Task details: Send each entry back exactly as given, pictures excluded.

Source material:
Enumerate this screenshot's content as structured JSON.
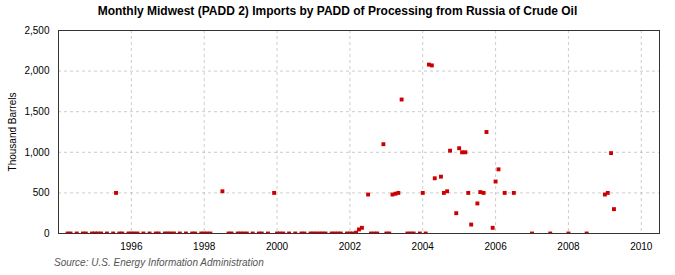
{
  "chart_data": {
    "type": "scatter",
    "title": "Monthly Midwest (PADD 2) Imports by PADD of Processing from Russia of Crude Oil",
    "ylabel": "Thousand Barrels",
    "source": "Source: U.S. Energy Information Administration",
    "color": "#cc0000",
    "marker": "square",
    "grid": true,
    "xlim": [
      1994.0,
      2010.5
    ],
    "ylim": [
      0,
      2500
    ],
    "xticks": [
      1996,
      1998,
      2000,
      2002,
      2004,
      2006,
      2008,
      2010
    ],
    "yticks": [
      0,
      500,
      {
        "value": 1000,
        "label": "1,000"
      },
      {
        "value": 1500,
        "label": "1,500"
      },
      {
        "value": 2000,
        "label": "2,000"
      },
      {
        "value": 2500,
        "label": "2,500"
      }
    ],
    "x": [
      1994.25,
      1994.33,
      1994.5,
      1994.67,
      1994.75,
      1994.92,
      1995.0,
      1995.08,
      1995.17,
      1995.33,
      1995.5,
      1995.58,
      1995.67,
      1995.75,
      1995.92,
      1996.0,
      1996.08,
      1996.17,
      1996.33,
      1996.5,
      1996.67,
      1996.75,
      1996.92,
      1997.0,
      1997.08,
      1997.17,
      1997.33,
      1997.5,
      1997.67,
      1997.75,
      1997.92,
      1998.0,
      1998.08,
      1998.17,
      1998.5,
      1998.67,
      1998.75,
      1998.92,
      1999.0,
      1999.08,
      1999.17,
      1999.33,
      1999.5,
      1999.58,
      1999.75,
      1999.92,
      2000.0,
      2000.08,
      2000.17,
      2000.33,
      2000.5,
      2000.67,
      2000.75,
      2000.92,
      2001.0,
      2001.08,
      2001.17,
      2001.25,
      2001.33,
      2001.5,
      2001.58,
      2001.67,
      2001.75,
      2001.92,
      2002.0,
      2002.08,
      2002.17,
      2002.25,
      2002.33,
      2002.5,
      2002.58,
      2002.67,
      2002.75,
      2002.92,
      2003.0,
      2003.08,
      2003.17,
      2003.25,
      2003.33,
      2003.42,
      2003.58,
      2003.67,
      2003.75,
      2003.92,
      2004.0,
      2004.08,
      2004.17,
      2004.25,
      2004.33,
      2004.5,
      2004.58,
      2004.67,
      2004.75,
      2004.92,
      2005.0,
      2005.08,
      2005.17,
      2005.25,
      2005.33,
      2005.5,
      2005.58,
      2005.67,
      2005.75,
      2005.92,
      2006.0,
      2006.08,
      2006.25,
      2006.5,
      2007.0,
      2007.5,
      2008.0,
      2008.5,
      2009.0,
      2009.08,
      2009.17,
      2009.25
    ],
    "values": [
      0,
      0,
      0,
      0,
      0,
      0,
      0,
      0,
      0,
      0,
      0,
      500,
      0,
      0,
      0,
      0,
      0,
      0,
      0,
      0,
      0,
      0,
      0,
      0,
      0,
      0,
      0,
      0,
      0,
      0,
      0,
      0,
      0,
      0,
      520,
      0,
      0,
      0,
      0,
      0,
      0,
      0,
      0,
      0,
      0,
      500,
      0,
      0,
      0,
      0,
      0,
      0,
      0,
      0,
      0,
      0,
      0,
      0,
      0,
      0,
      0,
      0,
      0,
      0,
      0,
      0,
      10,
      50,
      70,
      480,
      0,
      0,
      0,
      1100,
      0,
      0,
      480,
      490,
      500,
      1650,
      0,
      0,
      0,
      0,
      500,
      0,
      2080,
      2070,
      680,
      700,
      500,
      520,
      1020,
      250,
      1050,
      1000,
      1000,
      500,
      110,
      370,
      510,
      500,
      1250,
      70,
      640,
      790,
      500,
      500,
      0,
      0,
      0,
      0,
      480,
      500,
      990,
      300
    ]
  }
}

Problem solution:
Enumerate this screenshot's content as structured JSON.
{
  "chart_data": {
    "type": "scatter",
    "title": "Monthly Midwest (PADD 2) Imports by PADD of Processing from Russia of Crude Oil",
    "ylabel": "Thousand Barrels",
    "source": "Source: U.S. Energy Information Administration",
    "color": "#cc0000",
    "marker": "square",
    "grid": true,
    "xlim": [
      1994.0,
      2010.5
    ],
    "ylim": [
      0,
      2500
    ],
    "xticks": [
      1996,
      1998,
      2000,
      2002,
      2004,
      2006,
      2008,
      2010
    ],
    "yticks": [
      0,
      500,
      {
        "value": 1000,
        "label": "1,000"
      },
      {
        "value": 1500,
        "label": "1,500"
      },
      {
        "value": 2000,
        "label": "2,000"
      },
      {
        "value": 2500,
        "label": "2,500"
      }
    ],
    "x": [
      1994.25,
      1994.33,
      1994.5,
      1994.67,
      1994.75,
      1994.92,
      1995.0,
      1995.08,
      1995.17,
      1995.33,
      1995.5,
      1995.58,
      1995.67,
      1995.75,
      1995.92,
      1996.0,
      1996.08,
      1996.17,
      1996.33,
      1996.5,
      1996.67,
      1996.75,
      1996.92,
      1997.0,
      1997.08,
      1997.17,
      1997.33,
      1997.5,
      1997.67,
      1997.75,
      1997.92,
      1998.0,
      1998.08,
      1998.17,
      1998.5,
      1998.67,
      1998.75,
      1998.92,
      1999.0,
      1999.08,
      1999.17,
      1999.33,
      1999.5,
      1999.58,
      1999.75,
      1999.92,
      2000.0,
      2000.08,
      2000.17,
      2000.33,
      2000.5,
      2000.67,
      2000.75,
      2000.92,
      2001.0,
      2001.08,
      2001.17,
      2001.25,
      2001.33,
      2001.5,
      2001.58,
      2001.67,
      2001.75,
      2001.92,
      2002.0,
      2002.08,
      2002.17,
      2002.25,
      2002.33,
      2002.5,
      2002.58,
      2002.67,
      2002.75,
      2002.92,
      2003.0,
      2003.08,
      2003.17,
      2003.25,
      2003.33,
      2003.42,
      2003.58,
      2003.67,
      2003.75,
      2003.92,
      2004.0,
      2004.08,
      2004.17,
      2004.25,
      2004.33,
      2004.5,
      2004.58,
      2004.67,
      2004.75,
      2004.92,
      2005.0,
      2005.08,
      2005.17,
      2005.25,
      2005.33,
      2005.5,
      2005.58,
      2005.67,
      2005.75,
      2005.92,
      2006.0,
      2006.08,
      2006.25,
      2006.5,
      2007.0,
      2007.5,
      2008.0,
      2008.5,
      2009.0,
      2009.08,
      2009.17,
      2009.25
    ],
    "values": [
      0,
      0,
      0,
      0,
      0,
      0,
      0,
      0,
      0,
      0,
      0,
      500,
      0,
      0,
      0,
      0,
      0,
      0,
      0,
      0,
      0,
      0,
      0,
      0,
      0,
      0,
      0,
      0,
      0,
      0,
      0,
      0,
      0,
      0,
      520,
      0,
      0,
      0,
      0,
      0,
      0,
      0,
      0,
      0,
      0,
      500,
      0,
      0,
      0,
      0,
      0,
      0,
      0,
      0,
      0,
      0,
      0,
      0,
      0,
      0,
      0,
      0,
      0,
      0,
      0,
      0,
      10,
      50,
      70,
      480,
      0,
      0,
      0,
      1100,
      0,
      0,
      480,
      490,
      500,
      1650,
      0,
      0,
      0,
      0,
      500,
      0,
      2080,
      2070,
      680,
      700,
      500,
      520,
      1020,
      250,
      1050,
      1000,
      1000,
      500,
      110,
      370,
      510,
      500,
      1250,
      70,
      640,
      790,
      500,
      500,
      0,
      0,
      0,
      0,
      480,
      500,
      990,
      300
    ]
  }
}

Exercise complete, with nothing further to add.